▶ **EXERCISE**
Repeat every line below exactly, word for word.

▶ **DATA TO PROCESS**
════════════════════

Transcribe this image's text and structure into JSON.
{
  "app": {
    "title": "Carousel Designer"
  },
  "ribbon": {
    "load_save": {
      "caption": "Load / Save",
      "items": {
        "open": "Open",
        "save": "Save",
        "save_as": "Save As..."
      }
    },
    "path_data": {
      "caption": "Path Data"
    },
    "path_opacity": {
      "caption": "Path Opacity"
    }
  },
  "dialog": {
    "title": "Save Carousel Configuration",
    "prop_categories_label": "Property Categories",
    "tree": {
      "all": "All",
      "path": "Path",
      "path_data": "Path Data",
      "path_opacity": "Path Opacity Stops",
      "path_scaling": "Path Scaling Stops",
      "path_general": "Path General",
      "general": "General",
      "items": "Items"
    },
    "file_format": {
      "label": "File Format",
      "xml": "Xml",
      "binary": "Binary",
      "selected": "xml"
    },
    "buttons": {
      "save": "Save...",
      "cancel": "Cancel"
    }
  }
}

════════════════════

▶ **COMPLETE RESPONSE**
Transcribe this image's text and structure into JSON.
{
  "app": {
    "title": "Carousel Designer"
  },
  "ribbon": {
    "load_save": {
      "caption": "Load / Save",
      "items": {
        "open": "Open",
        "save": "Save",
        "save_as": "Save As..."
      }
    },
    "path_data": {
      "caption": "Path Data"
    },
    "path_opacity": {
      "caption": "Path Opacity"
    }
  },
  "dialog": {
    "title": "Save Carousel Configuration",
    "prop_categories_label": "Property Categories",
    "tree": {
      "all": "All",
      "path": "Path",
      "path_data": "Path Data",
      "path_opacity": "Path Opacity Stops",
      "path_scaling": "Path Scaling Stops",
      "path_general": "Path General",
      "general": "General",
      "items": "Items"
    },
    "file_format": {
      "label": "File Format",
      "xml": "Xml",
      "binary": "Binary",
      "selected": "xml"
    },
    "buttons": {
      "save": "Save...",
      "cancel": "Cancel"
    }
  }
}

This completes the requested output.